▶ SET EXERCISE
State the number of lines in the material below that have "data" in them, without any other text.

┌────────

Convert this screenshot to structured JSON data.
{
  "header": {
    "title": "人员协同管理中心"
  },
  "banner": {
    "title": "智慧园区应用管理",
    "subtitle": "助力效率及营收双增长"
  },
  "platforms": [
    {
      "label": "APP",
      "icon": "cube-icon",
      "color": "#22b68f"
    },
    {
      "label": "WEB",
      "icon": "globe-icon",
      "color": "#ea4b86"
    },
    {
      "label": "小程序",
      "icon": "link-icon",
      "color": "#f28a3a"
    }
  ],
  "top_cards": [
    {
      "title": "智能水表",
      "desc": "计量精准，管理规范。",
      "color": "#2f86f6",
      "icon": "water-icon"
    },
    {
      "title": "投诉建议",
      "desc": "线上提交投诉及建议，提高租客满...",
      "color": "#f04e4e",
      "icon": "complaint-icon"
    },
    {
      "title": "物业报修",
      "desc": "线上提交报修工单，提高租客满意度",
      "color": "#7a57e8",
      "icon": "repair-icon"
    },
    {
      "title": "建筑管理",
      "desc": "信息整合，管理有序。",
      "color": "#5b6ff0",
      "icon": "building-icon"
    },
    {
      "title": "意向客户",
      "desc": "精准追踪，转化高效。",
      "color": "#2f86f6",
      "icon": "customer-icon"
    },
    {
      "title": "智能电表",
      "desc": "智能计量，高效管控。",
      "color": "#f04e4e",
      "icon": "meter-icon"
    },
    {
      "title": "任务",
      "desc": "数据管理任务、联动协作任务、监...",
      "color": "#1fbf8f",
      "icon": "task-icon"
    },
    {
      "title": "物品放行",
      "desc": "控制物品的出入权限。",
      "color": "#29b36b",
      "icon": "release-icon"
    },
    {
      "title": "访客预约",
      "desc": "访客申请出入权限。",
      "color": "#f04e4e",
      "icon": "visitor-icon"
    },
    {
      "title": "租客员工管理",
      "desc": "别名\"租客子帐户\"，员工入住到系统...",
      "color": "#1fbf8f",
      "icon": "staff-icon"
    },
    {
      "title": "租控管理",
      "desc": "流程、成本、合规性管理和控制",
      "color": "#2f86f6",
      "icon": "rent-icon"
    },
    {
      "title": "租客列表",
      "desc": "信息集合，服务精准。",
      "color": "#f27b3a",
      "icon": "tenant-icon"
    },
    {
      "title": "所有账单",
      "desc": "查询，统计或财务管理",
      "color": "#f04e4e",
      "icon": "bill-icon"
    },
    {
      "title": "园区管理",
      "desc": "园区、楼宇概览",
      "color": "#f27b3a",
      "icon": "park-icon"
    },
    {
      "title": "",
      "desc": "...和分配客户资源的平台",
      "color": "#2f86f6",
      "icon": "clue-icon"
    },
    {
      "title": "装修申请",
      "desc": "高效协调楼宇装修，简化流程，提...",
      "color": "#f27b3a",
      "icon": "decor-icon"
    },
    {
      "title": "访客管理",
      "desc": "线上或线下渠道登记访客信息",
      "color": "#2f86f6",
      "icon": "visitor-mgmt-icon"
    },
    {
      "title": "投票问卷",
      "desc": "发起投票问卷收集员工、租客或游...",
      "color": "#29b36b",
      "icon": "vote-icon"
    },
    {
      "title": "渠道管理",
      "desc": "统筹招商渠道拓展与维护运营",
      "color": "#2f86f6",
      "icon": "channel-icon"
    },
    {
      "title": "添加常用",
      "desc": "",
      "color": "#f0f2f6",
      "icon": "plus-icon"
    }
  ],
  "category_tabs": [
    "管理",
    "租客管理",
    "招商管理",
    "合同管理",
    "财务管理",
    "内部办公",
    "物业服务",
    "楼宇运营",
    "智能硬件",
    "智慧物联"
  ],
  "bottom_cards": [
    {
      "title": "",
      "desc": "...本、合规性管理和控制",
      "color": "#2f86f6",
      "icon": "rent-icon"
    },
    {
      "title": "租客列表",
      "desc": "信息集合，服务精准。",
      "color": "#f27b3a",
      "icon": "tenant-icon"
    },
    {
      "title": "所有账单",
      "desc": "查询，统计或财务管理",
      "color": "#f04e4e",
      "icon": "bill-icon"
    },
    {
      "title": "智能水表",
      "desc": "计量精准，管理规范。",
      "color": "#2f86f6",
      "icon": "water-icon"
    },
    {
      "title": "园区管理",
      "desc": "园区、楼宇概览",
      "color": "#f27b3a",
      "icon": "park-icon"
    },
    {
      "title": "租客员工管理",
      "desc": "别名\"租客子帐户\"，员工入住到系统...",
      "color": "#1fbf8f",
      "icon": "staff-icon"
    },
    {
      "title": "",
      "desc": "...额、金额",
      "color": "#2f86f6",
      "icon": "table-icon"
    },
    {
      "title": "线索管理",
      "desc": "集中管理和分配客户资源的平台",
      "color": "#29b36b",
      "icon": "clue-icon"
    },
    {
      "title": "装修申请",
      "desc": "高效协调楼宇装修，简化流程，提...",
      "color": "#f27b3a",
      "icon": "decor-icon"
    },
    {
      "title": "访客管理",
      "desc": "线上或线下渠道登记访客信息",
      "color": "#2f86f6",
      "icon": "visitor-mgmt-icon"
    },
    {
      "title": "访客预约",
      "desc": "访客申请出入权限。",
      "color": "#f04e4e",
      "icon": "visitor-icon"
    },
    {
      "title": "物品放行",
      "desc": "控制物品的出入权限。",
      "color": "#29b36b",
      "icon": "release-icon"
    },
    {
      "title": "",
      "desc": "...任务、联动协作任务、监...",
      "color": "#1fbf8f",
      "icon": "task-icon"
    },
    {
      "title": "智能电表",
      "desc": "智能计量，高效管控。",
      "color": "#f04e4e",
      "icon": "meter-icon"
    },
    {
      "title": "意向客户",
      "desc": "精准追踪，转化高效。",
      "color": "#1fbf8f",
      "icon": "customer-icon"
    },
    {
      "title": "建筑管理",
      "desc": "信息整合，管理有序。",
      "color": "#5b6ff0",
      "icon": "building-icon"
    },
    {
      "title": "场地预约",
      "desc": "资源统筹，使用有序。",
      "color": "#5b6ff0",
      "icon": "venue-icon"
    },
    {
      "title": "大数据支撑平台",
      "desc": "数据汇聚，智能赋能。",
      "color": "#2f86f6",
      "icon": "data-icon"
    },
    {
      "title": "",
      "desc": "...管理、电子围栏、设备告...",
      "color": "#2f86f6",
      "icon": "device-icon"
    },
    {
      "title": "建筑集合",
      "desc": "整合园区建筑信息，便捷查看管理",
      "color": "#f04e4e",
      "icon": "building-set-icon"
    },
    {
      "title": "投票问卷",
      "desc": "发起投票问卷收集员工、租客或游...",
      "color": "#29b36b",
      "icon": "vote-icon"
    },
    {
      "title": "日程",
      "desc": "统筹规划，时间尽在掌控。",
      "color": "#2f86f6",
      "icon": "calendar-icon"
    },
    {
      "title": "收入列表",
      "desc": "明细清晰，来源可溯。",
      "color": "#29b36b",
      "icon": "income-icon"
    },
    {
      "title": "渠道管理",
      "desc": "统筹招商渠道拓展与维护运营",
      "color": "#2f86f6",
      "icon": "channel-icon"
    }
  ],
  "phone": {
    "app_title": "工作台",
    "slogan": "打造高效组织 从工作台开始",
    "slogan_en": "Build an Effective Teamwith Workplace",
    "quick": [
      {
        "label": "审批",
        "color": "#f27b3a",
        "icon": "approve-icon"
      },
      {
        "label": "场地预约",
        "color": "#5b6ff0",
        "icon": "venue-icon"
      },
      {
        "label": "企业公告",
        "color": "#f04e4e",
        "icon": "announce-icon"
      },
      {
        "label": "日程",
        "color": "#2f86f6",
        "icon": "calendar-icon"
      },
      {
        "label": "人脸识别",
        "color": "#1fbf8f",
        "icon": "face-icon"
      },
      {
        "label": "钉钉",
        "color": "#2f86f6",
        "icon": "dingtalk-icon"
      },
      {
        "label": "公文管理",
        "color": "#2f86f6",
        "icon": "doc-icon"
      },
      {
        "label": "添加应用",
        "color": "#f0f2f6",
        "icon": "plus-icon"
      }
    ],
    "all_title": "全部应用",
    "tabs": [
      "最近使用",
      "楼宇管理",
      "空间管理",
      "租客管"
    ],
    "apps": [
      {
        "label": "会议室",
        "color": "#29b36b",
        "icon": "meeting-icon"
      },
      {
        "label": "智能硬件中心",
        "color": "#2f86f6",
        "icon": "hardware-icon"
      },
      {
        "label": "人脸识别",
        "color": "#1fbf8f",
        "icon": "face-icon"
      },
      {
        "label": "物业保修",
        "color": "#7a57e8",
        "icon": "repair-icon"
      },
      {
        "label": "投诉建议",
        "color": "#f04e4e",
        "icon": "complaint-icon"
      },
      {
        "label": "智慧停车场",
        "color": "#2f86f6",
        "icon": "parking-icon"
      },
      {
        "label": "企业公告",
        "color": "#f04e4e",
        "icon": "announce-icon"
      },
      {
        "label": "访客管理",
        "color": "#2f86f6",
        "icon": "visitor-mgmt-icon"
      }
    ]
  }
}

└────────

▶ SOLVED PROBLEM
2